(Data entries for graphics)
★ ★ ★

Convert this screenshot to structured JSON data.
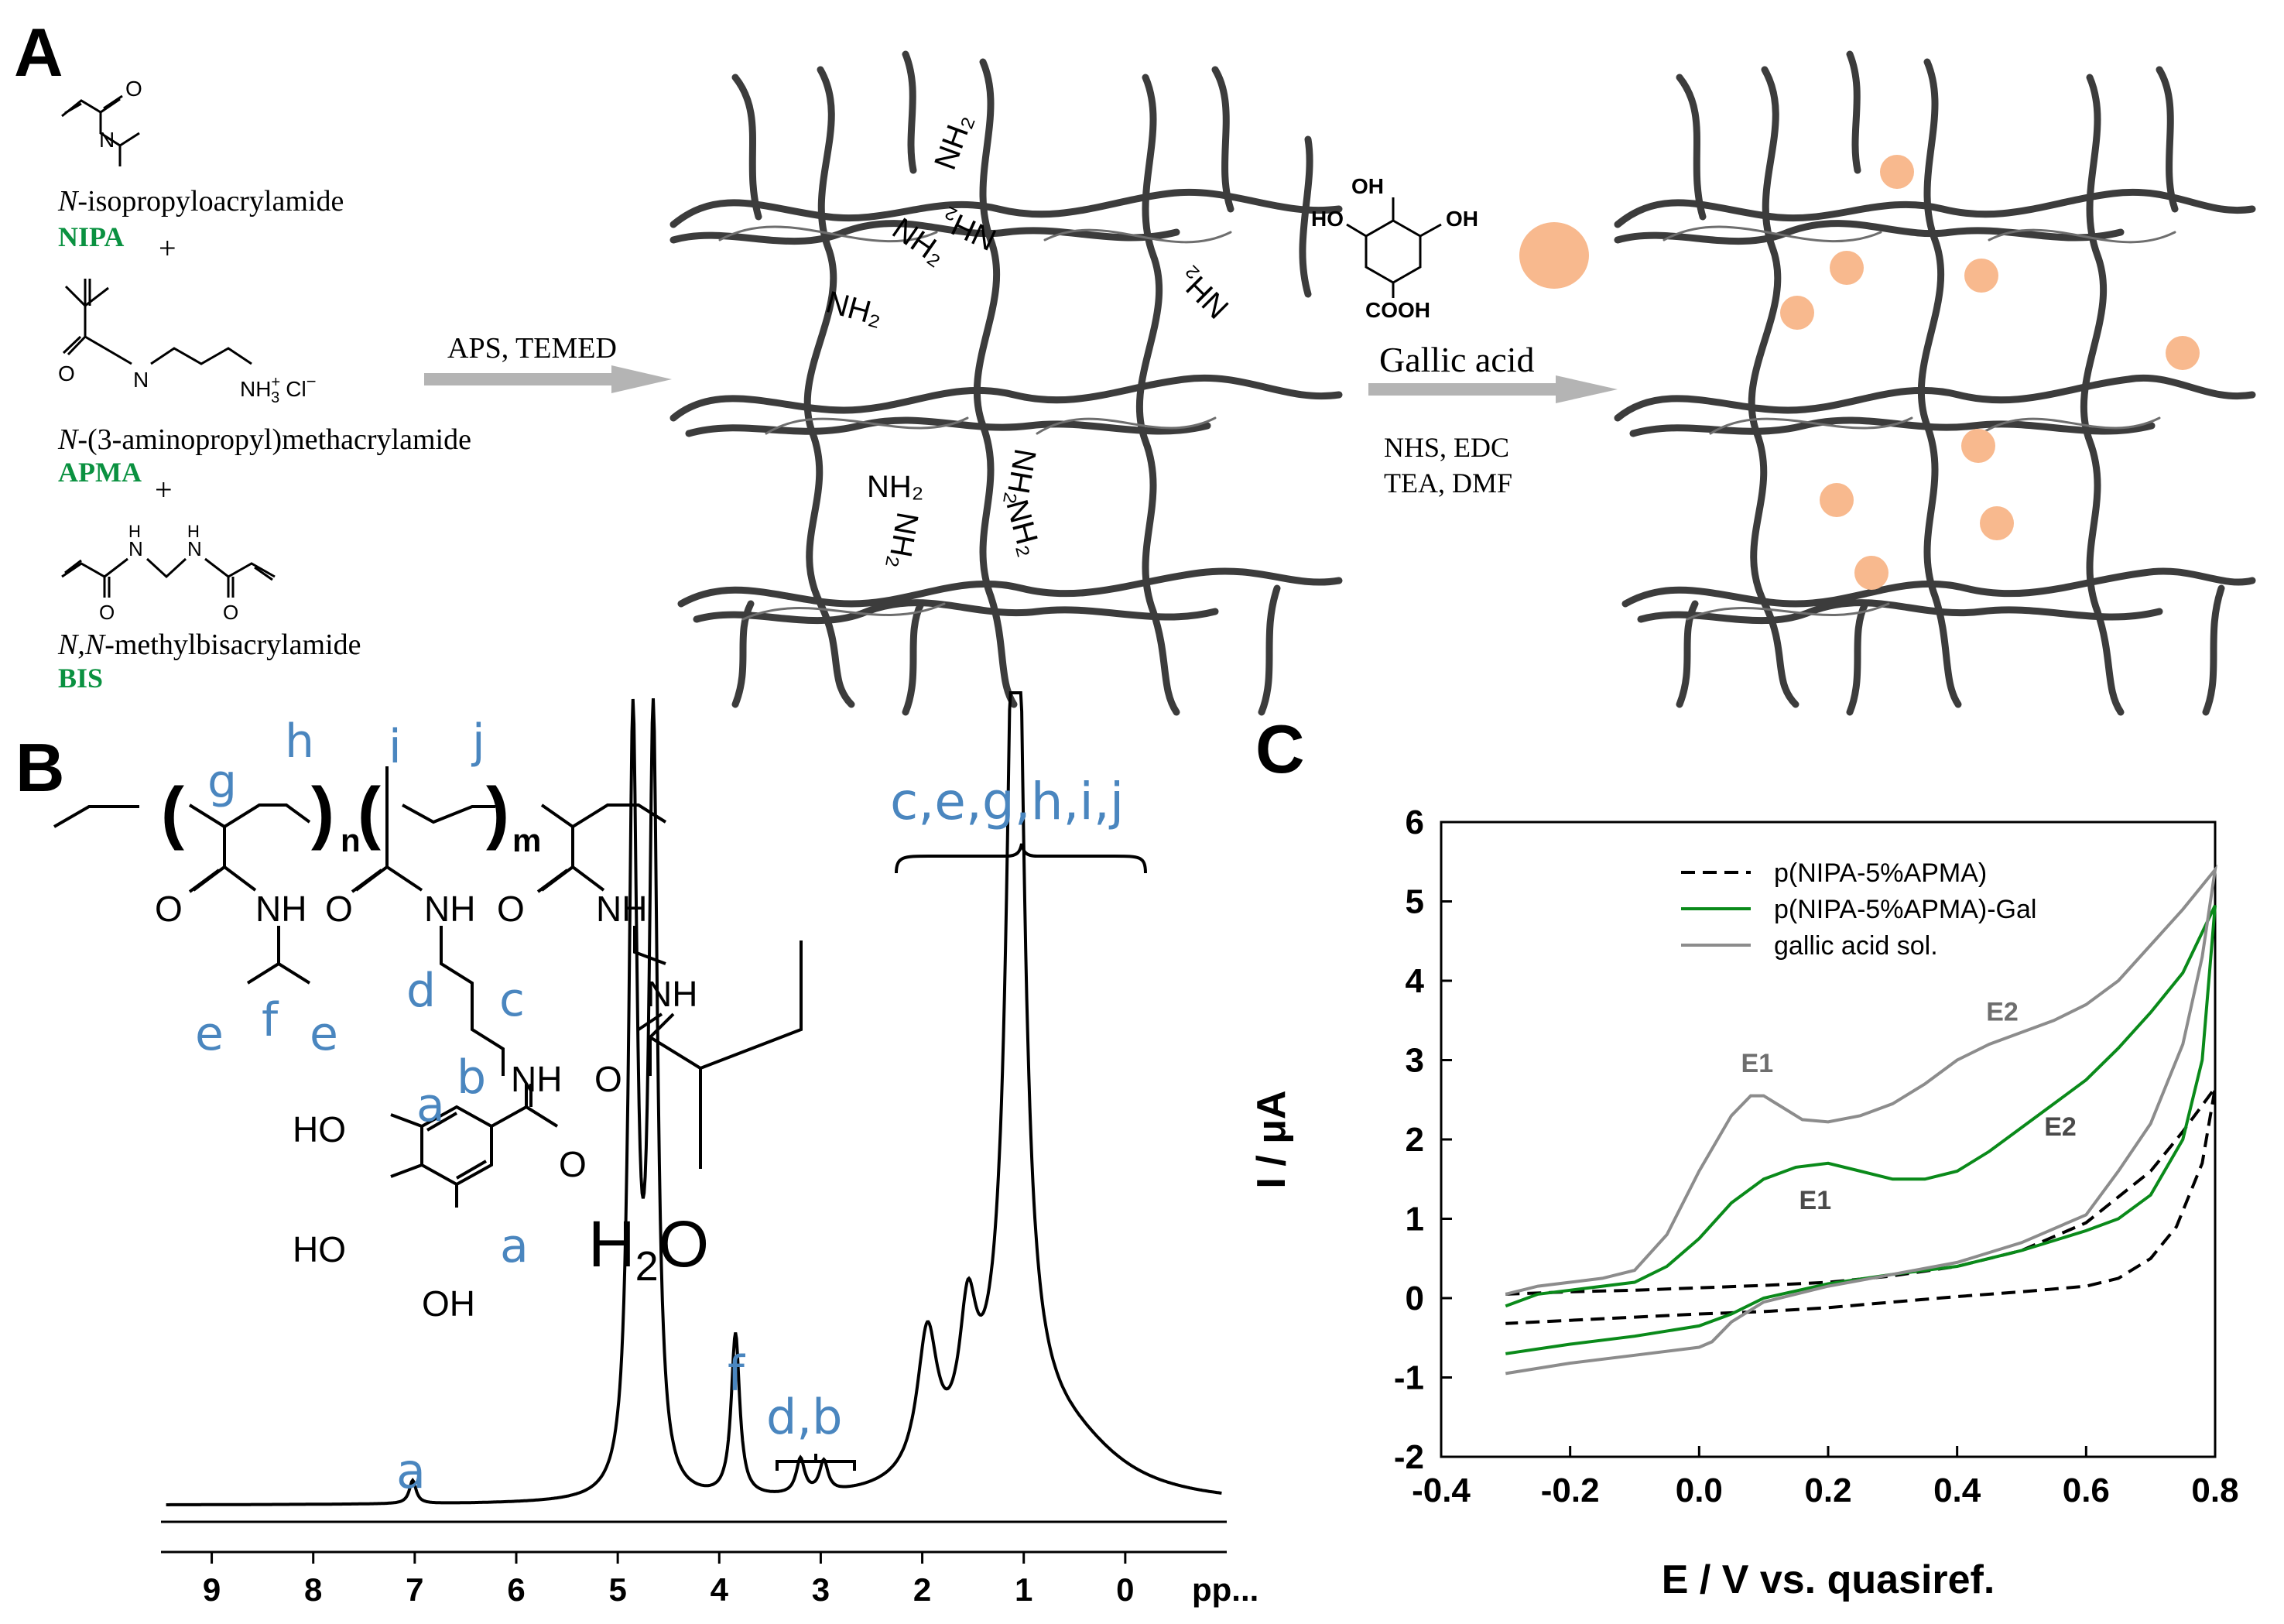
{
  "panels": {
    "a": "A",
    "b": "B",
    "c": "C"
  },
  "panel_a": {
    "monomers": [
      {
        "name_italic": "N",
        "name_rest": "-isopropyloacrylamide",
        "abbr": "NIPA",
        "plus": "+"
      },
      {
        "name_italic": "N",
        "name_rest": "-(3-aminopropyl)methacrylamide",
        "abbr": "APMA",
        "plus": "+"
      },
      {
        "name_italic": "N,N",
        "name_rest": "-methylbisacrylamide",
        "abbr": "BIS",
        "plus": ""
      }
    ],
    "atoms": {
      "o": "O",
      "n": "N",
      "h": "H",
      "nh3": "NH",
      "nh3_sup": "+",
      "nh3_sub": "3",
      "cl": "Cl",
      "cl_sup": "−"
    },
    "reaction1": "APS, TEMED",
    "amine_group": "NH₂",
    "amine_group_flipped": "NH₂",
    "gallic_acid": {
      "ho1": "HO",
      "oh_top": "OH",
      "oh_right": "OH",
      "cooh": "COOH"
    },
    "reaction2_title": "Gallic acid",
    "reaction2_line1": "NHS, EDC",
    "reaction2_line2": "TEA, DMF",
    "colors": {
      "bead": "#f8b98e",
      "network": "#3c3c3c",
      "abbr_green": "#0a9140",
      "arrow": "#b4b4b4"
    }
  },
  "panel_b": {
    "structure_atoms": {
      "o": "O",
      "nh": "NH",
      "ho": "HO",
      "oh": "OH",
      "n_sub": "n",
      "m_sub": "m"
    },
    "structure_labels": [
      "g",
      "h",
      "i",
      "j",
      "e",
      "f",
      "e",
      "d",
      "c",
      "b",
      "a",
      "a"
    ],
    "water_label": "H",
    "water_sub": "2",
    "water_O": "O",
    "peak_labels": {
      "a": "a",
      "f": "f",
      "db": "d,b",
      "cluster": "c,e,g,h,i,j"
    },
    "axis_ticks": [
      "9",
      "8",
      "7",
      "6",
      "5",
      "4",
      "3",
      "2",
      "1",
      "0"
    ],
    "axis_unit": "pp...",
    "label_color": "#4a86bf"
  },
  "chart_data": {
    "type": "line",
    "xlabel": "E / V vs. quasiref.",
    "ylabel": "I / μA",
    "xlim": [
      -0.4,
      0.8
    ],
    "ylim": [
      -2,
      6
    ],
    "xticks": [
      "-0.4",
      "-0.2",
      "0.0",
      "0.2",
      "0.4",
      "0.6",
      "0.8"
    ],
    "yticks": [
      "-2",
      "-1",
      "0",
      "1",
      "2",
      "3",
      "4",
      "5",
      "6"
    ],
    "legend_placement": "top-center",
    "series": [
      {
        "name": "p(NIPA-5%APMA)",
        "color": "#000000",
        "dash": "dashed",
        "x": [
          -0.3,
          -0.2,
          -0.1,
          0.0,
          0.1,
          0.2,
          0.3,
          0.4,
          0.5,
          0.6,
          0.7,
          0.75,
          0.8,
          0.78,
          0.74,
          0.7,
          0.65,
          0.6,
          0.5,
          0.4,
          0.3,
          0.2,
          0.1,
          0.0,
          -0.1,
          -0.2,
          -0.3
        ],
        "y": [
          0.05,
          0.08,
          0.1,
          0.13,
          0.16,
          0.2,
          0.28,
          0.4,
          0.6,
          0.95,
          1.6,
          2.1,
          2.65,
          1.7,
          0.9,
          0.5,
          0.25,
          0.15,
          0.08,
          0.02,
          -0.05,
          -0.12,
          -0.17,
          -0.2,
          -0.24,
          -0.28,
          -0.32
        ]
      },
      {
        "name": "p(NIPA-5%APMA)-Gal",
        "color": "#0a8a1a",
        "dash": "solid",
        "x": [
          -0.3,
          -0.25,
          -0.2,
          -0.1,
          -0.05,
          0.0,
          0.05,
          0.1,
          0.15,
          0.2,
          0.25,
          0.3,
          0.35,
          0.4,
          0.45,
          0.5,
          0.55,
          0.6,
          0.65,
          0.7,
          0.75,
          0.8,
          0.78,
          0.75,
          0.7,
          0.65,
          0.6,
          0.5,
          0.4,
          0.3,
          0.2,
          0.1,
          0.05,
          0.0,
          -0.1,
          -0.2,
          -0.3
        ],
        "y": [
          -0.1,
          0.05,
          0.1,
          0.2,
          0.4,
          0.75,
          1.2,
          1.5,
          1.65,
          1.7,
          1.6,
          1.5,
          1.5,
          1.6,
          1.85,
          2.15,
          2.45,
          2.75,
          3.15,
          3.6,
          4.1,
          4.95,
          3.0,
          2.0,
          1.3,
          1.0,
          0.85,
          0.6,
          0.4,
          0.3,
          0.18,
          0.0,
          -0.2,
          -0.35,
          -0.48,
          -0.58,
          -0.7
        ]
      },
      {
        "name": "gallic acid sol.",
        "color": "#8c8c8c",
        "dash": "solid",
        "x": [
          -0.3,
          -0.25,
          -0.2,
          -0.15,
          -0.1,
          -0.05,
          0.0,
          0.05,
          0.08,
          0.1,
          0.13,
          0.16,
          0.2,
          0.25,
          0.3,
          0.35,
          0.4,
          0.45,
          0.5,
          0.55,
          0.6,
          0.65,
          0.7,
          0.75,
          0.8,
          0.78,
          0.75,
          0.7,
          0.65,
          0.6,
          0.5,
          0.4,
          0.3,
          0.2,
          0.1,
          0.05,
          0.02,
          0.0,
          -0.1,
          -0.2,
          -0.3
        ],
        "y": [
          0.05,
          0.15,
          0.2,
          0.25,
          0.35,
          0.8,
          1.6,
          2.3,
          2.55,
          2.55,
          2.4,
          2.25,
          2.22,
          2.3,
          2.45,
          2.7,
          3.0,
          3.2,
          3.35,
          3.5,
          3.7,
          4.0,
          4.45,
          4.9,
          5.4,
          4.3,
          3.2,
          2.2,
          1.6,
          1.05,
          0.7,
          0.45,
          0.3,
          0.15,
          -0.05,
          -0.3,
          -0.55,
          -0.62,
          -0.72,
          -0.82,
          -0.95
        ]
      }
    ],
    "annotations": [
      {
        "text": "E1",
        "x": 0.09,
        "y": 2.85,
        "color": "#6e6e6e"
      },
      {
        "text": "E2",
        "x": 0.47,
        "y": 3.5,
        "color": "#6e6e6e"
      },
      {
        "text": "E1",
        "x": 0.18,
        "y": 1.12,
        "color": "#4a4a4a"
      },
      {
        "text": "E2",
        "x": 0.56,
        "y": 2.05,
        "color": "#4a4a4a"
      }
    ]
  }
}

★ ★ ★

(Task)
Locate the word "NIPA" in the data above. Copy every line carrying it.

(Exercise output)
        "abbr": "NIPA",
        "name": "p(NIPA-5%APMA)",
        "name": "p(NIPA-5%APMA)-Gal",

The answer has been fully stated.